* [Short exercise]: Every line that holds "represented" should be shown.

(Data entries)
+ + +
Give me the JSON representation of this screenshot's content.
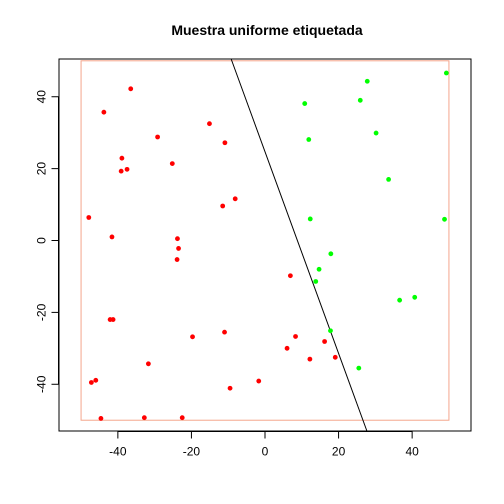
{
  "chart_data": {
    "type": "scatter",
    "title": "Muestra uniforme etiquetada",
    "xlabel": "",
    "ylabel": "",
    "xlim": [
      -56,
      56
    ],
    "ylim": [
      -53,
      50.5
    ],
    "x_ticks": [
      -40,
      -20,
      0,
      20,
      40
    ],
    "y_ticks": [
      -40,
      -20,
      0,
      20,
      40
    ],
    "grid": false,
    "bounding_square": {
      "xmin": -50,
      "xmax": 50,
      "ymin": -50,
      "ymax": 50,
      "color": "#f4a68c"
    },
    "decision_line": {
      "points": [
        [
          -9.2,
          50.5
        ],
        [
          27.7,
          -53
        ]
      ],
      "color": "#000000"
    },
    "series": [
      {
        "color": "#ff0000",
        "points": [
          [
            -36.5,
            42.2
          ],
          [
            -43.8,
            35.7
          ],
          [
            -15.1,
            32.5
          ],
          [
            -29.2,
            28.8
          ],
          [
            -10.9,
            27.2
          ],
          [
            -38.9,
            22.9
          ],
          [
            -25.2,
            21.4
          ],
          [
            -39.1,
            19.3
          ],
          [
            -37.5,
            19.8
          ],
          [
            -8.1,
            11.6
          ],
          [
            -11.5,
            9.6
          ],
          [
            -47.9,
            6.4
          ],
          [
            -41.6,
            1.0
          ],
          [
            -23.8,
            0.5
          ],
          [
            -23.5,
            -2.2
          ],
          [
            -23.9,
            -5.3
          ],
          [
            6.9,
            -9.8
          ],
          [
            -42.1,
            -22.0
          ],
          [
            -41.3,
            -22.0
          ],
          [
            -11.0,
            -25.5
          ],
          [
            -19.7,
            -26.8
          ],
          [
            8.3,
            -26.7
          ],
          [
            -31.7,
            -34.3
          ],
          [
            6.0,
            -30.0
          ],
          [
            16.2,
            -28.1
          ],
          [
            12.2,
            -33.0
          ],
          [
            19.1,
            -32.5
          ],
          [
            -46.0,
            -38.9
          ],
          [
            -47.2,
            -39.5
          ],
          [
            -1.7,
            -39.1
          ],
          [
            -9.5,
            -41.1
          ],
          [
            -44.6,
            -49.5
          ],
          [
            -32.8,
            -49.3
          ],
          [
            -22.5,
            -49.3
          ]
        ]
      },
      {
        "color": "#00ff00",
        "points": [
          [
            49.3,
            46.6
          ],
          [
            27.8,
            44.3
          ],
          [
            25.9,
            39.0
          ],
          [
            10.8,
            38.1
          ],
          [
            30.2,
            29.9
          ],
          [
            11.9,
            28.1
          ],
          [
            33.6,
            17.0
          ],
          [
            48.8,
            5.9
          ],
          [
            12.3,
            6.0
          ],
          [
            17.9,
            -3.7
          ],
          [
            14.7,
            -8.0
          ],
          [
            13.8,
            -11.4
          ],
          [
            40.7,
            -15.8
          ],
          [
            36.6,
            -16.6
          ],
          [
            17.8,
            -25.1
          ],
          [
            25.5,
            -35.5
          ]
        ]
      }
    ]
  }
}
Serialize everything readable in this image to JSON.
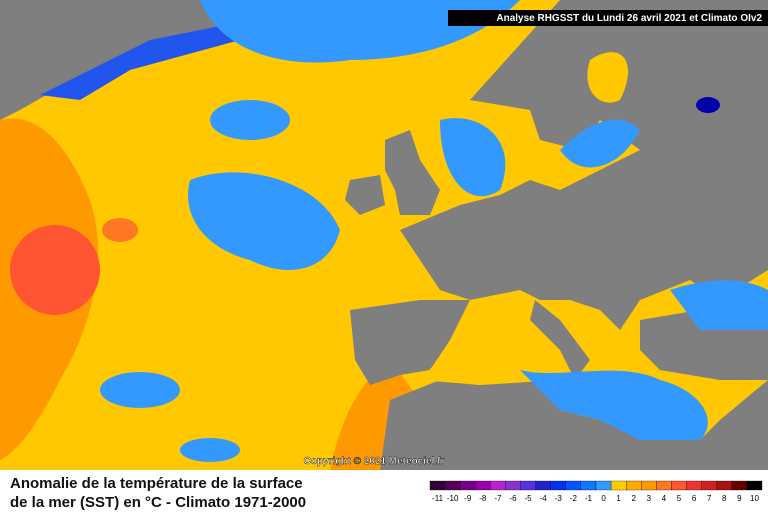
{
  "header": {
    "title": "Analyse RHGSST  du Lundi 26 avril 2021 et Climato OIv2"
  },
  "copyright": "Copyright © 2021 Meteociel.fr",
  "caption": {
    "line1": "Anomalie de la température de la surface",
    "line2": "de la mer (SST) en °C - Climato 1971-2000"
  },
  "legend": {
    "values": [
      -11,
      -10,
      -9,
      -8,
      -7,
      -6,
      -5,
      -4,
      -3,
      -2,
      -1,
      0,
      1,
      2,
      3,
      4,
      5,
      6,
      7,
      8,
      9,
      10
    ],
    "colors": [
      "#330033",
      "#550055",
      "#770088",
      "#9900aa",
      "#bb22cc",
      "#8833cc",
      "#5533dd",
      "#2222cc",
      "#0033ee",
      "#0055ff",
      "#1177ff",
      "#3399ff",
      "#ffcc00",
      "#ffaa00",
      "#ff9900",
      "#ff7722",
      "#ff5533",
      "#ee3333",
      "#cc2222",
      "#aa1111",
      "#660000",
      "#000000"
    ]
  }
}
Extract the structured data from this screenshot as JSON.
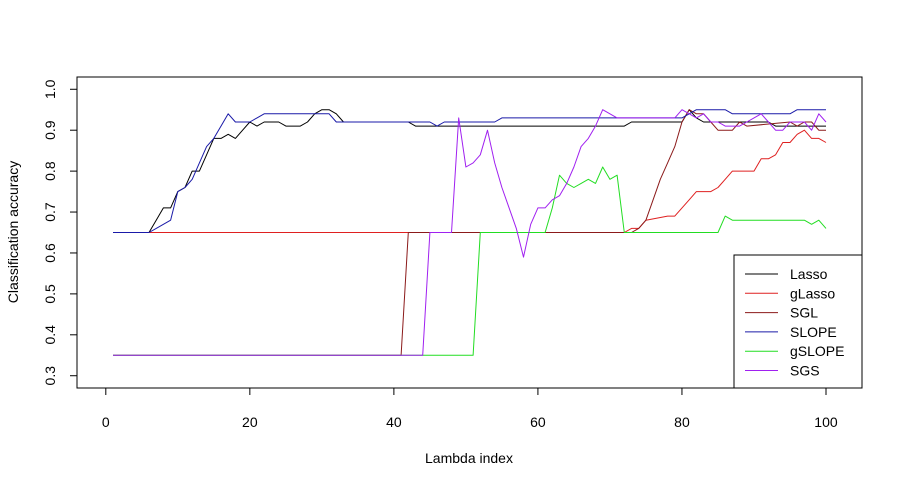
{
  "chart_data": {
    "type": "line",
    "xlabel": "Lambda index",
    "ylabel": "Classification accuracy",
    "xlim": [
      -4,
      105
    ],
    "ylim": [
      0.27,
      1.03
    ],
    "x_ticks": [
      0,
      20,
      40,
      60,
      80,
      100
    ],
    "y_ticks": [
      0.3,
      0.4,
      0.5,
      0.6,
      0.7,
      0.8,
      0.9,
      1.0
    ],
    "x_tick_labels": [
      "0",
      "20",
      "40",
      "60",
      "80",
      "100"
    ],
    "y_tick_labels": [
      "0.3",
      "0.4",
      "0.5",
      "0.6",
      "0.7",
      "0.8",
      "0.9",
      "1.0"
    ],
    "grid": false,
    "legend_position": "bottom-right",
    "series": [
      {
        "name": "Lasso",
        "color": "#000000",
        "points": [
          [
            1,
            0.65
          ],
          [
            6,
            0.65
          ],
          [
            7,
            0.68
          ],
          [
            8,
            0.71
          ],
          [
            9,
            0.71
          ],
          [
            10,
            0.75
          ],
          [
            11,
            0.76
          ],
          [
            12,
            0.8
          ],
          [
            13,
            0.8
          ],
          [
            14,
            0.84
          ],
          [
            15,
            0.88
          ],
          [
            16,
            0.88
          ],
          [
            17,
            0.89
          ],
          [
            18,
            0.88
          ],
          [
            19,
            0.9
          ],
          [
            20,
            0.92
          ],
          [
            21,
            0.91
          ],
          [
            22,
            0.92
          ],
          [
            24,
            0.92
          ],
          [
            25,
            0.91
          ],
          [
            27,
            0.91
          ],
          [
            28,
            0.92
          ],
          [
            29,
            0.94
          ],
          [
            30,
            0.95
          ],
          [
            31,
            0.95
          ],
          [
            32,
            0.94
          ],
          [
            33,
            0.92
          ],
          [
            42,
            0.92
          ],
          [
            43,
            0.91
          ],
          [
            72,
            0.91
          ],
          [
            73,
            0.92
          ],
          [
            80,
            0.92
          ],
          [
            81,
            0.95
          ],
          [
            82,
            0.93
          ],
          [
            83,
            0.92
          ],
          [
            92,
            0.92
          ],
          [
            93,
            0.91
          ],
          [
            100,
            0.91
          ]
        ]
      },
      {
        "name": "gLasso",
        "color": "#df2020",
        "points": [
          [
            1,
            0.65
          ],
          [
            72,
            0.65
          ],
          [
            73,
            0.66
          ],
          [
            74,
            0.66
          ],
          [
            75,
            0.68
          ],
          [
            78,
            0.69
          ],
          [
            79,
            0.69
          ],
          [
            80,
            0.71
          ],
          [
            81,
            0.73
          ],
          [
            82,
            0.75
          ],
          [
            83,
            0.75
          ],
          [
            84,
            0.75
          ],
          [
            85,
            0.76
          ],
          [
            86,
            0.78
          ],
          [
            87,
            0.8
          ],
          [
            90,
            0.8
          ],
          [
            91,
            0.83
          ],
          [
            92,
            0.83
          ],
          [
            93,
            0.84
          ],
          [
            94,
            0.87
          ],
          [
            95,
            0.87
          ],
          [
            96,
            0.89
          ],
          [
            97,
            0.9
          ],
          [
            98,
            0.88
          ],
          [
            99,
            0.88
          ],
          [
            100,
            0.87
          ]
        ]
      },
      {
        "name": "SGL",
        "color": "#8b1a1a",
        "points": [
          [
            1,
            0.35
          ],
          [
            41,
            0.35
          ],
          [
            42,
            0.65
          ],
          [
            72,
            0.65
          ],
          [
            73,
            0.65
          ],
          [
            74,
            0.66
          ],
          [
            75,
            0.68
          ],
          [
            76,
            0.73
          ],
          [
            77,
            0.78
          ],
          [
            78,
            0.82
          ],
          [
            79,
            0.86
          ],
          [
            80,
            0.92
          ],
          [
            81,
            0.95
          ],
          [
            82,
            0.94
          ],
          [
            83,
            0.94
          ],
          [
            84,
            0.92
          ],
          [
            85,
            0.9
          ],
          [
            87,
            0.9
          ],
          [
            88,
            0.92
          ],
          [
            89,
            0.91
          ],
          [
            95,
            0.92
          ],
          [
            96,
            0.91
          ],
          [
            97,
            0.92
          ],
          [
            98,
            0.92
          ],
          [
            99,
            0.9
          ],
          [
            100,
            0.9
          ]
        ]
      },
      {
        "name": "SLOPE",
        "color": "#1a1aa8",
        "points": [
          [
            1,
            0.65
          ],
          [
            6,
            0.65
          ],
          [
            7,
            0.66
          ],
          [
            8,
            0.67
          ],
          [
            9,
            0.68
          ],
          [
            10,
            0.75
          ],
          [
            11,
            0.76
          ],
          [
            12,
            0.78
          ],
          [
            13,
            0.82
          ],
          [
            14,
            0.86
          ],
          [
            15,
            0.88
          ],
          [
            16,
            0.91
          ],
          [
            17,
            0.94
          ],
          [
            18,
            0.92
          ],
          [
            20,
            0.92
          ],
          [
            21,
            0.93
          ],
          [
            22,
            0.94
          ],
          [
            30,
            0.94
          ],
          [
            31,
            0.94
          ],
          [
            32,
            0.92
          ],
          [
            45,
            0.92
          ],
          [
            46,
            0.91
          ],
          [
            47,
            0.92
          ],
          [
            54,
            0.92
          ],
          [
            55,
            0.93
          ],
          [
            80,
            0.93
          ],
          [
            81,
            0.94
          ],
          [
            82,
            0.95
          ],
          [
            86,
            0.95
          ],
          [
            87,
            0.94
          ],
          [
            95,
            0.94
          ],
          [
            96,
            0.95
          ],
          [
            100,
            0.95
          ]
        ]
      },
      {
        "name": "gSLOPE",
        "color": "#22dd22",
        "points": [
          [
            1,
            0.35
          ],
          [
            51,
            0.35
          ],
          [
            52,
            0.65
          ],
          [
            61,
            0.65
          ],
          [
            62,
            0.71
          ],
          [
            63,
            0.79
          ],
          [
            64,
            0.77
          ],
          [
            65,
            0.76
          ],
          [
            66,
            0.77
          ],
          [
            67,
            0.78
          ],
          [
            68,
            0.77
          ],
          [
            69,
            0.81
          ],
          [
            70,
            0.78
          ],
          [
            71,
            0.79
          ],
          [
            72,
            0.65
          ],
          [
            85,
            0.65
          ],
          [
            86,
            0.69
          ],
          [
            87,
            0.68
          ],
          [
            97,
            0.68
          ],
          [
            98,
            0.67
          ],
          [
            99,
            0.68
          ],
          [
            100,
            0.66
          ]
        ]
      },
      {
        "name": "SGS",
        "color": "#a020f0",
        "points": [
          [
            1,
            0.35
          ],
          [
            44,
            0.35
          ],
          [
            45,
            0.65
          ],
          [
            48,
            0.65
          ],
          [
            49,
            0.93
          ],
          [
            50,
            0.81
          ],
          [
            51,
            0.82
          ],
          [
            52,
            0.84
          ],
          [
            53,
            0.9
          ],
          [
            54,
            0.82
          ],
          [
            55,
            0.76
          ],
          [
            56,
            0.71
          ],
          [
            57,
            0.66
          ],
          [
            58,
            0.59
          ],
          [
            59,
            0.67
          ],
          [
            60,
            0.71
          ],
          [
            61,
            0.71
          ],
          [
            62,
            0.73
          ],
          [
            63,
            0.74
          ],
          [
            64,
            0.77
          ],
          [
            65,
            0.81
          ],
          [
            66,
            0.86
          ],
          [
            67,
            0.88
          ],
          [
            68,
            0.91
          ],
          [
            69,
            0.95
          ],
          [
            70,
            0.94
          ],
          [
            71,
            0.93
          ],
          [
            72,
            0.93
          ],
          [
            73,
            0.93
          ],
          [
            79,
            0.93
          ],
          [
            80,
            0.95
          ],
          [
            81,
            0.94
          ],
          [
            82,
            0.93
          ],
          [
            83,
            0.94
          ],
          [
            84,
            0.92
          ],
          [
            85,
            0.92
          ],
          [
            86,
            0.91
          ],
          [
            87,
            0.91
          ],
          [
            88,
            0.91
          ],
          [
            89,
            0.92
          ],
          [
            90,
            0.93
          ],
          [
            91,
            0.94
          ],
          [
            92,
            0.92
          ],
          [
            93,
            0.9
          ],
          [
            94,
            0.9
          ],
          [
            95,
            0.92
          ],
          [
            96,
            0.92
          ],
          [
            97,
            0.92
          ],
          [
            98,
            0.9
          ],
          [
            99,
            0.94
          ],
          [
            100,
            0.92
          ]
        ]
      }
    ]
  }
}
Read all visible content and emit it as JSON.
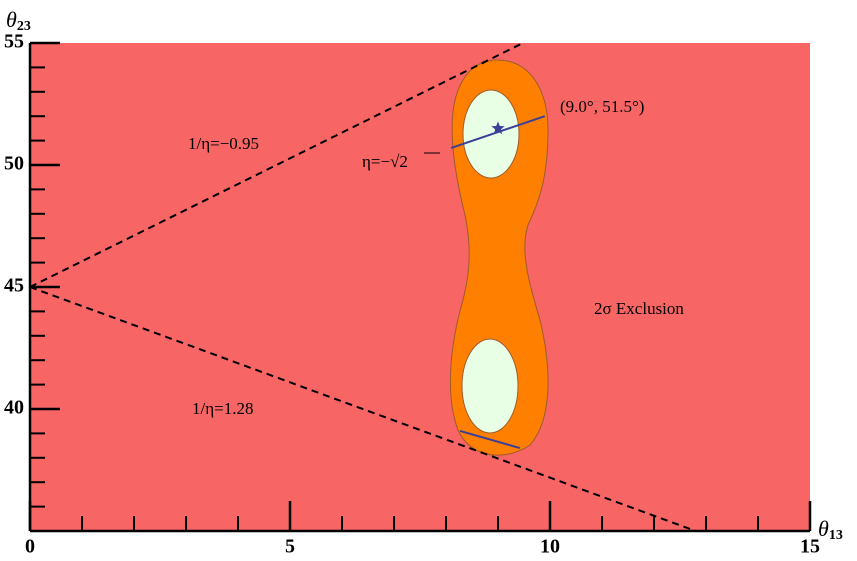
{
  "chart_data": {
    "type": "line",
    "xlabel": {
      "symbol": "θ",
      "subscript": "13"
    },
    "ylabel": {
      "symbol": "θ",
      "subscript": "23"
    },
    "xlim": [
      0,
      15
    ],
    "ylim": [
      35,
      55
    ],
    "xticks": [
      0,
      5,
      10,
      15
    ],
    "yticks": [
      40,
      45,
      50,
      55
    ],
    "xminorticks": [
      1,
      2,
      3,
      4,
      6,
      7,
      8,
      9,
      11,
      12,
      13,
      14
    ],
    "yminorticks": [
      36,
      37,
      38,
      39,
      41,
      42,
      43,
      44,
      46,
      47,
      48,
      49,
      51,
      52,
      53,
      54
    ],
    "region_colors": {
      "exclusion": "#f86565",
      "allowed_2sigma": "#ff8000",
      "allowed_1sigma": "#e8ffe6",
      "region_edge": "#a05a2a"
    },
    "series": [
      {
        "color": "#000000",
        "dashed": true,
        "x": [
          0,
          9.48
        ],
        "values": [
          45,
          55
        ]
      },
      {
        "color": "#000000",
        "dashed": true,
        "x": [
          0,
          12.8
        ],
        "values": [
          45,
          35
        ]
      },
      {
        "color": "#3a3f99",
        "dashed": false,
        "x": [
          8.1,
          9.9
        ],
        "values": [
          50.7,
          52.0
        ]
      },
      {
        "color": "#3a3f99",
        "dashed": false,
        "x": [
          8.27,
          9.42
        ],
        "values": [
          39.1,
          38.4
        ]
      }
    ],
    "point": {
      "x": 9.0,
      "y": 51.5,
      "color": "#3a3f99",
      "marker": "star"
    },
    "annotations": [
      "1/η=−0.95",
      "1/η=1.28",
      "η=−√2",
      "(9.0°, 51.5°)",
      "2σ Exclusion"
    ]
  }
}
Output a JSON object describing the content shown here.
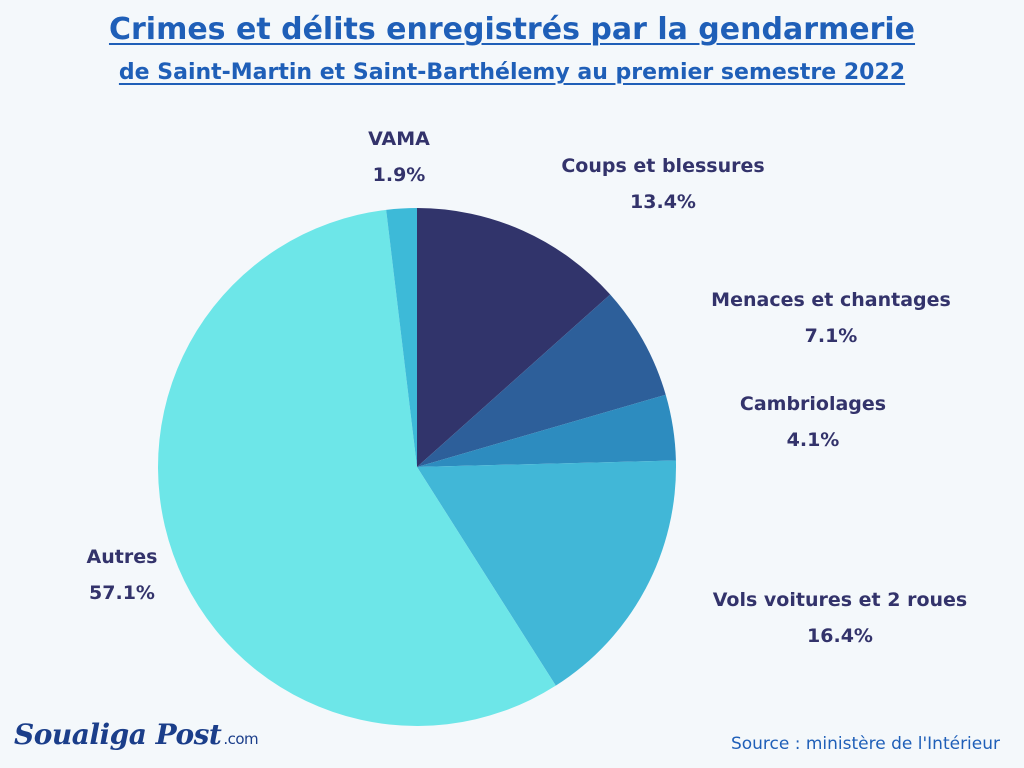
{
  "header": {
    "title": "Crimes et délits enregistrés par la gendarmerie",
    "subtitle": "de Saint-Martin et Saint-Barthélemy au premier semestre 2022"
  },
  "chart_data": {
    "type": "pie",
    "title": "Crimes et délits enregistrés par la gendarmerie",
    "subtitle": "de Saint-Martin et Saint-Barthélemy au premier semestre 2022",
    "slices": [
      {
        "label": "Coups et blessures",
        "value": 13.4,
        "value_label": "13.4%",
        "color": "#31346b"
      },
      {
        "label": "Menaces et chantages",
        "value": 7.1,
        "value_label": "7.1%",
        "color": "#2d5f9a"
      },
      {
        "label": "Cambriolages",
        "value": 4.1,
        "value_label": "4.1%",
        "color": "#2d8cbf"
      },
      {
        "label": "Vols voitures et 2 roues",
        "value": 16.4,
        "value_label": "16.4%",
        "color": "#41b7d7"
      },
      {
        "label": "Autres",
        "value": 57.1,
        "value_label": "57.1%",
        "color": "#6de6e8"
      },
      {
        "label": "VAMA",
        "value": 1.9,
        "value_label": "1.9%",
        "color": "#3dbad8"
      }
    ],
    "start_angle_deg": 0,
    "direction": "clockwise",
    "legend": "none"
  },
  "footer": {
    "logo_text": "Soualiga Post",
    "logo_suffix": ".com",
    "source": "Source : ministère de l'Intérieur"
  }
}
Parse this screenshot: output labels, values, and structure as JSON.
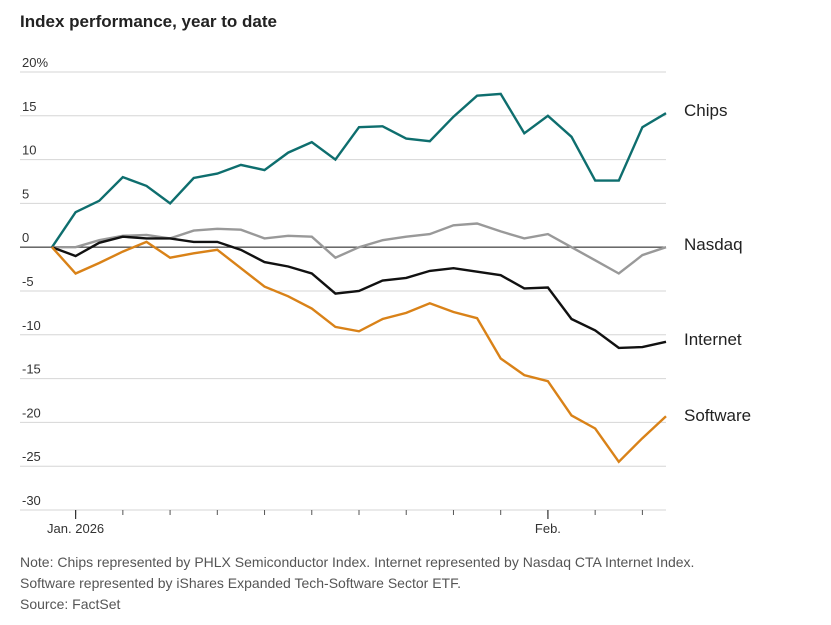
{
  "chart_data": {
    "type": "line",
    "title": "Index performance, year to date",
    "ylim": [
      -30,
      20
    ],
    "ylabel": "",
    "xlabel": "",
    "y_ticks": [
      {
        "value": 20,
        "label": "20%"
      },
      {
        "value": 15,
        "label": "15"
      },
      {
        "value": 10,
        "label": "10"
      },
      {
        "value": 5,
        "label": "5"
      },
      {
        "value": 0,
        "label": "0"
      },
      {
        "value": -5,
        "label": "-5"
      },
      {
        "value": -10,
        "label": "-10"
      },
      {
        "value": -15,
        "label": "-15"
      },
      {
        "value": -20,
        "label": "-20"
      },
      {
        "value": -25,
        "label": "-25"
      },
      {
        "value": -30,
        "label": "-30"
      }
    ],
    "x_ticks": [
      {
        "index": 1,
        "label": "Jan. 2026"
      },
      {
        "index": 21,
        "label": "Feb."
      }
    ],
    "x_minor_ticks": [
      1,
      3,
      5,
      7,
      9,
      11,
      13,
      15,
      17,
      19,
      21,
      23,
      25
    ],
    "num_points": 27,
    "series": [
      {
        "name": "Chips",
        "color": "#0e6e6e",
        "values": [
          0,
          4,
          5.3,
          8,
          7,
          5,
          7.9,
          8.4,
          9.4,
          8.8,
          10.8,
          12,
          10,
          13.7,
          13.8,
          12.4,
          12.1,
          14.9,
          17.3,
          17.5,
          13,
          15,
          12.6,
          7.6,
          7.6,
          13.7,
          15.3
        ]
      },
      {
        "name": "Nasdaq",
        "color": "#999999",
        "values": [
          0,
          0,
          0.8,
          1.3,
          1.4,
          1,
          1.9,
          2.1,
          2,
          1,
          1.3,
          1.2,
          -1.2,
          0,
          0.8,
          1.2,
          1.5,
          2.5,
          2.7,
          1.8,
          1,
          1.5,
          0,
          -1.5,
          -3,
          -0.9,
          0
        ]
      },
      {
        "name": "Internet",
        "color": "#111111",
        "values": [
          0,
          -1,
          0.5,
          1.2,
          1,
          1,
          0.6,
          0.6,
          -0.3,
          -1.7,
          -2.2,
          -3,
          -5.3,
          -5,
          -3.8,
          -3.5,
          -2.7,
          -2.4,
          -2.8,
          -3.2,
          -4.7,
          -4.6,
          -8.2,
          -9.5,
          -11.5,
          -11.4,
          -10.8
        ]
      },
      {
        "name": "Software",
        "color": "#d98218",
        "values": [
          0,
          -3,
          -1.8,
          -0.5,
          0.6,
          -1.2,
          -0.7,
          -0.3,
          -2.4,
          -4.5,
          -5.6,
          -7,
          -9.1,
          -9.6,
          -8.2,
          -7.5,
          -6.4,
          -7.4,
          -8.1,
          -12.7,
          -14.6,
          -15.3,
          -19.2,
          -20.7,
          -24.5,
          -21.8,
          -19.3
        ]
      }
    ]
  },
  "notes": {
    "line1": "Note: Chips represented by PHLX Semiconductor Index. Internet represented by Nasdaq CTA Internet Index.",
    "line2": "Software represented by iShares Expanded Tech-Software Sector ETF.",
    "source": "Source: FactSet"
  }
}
+ + +
* [Answer in full]:
    "line1": "Note: Chips represented by PHLX Semiconductor Index. Internet represented by Nasdaq CTA Internet Index.",
    "line2": "Software represented by iShares Expanded Tech-Software Sector ETF.",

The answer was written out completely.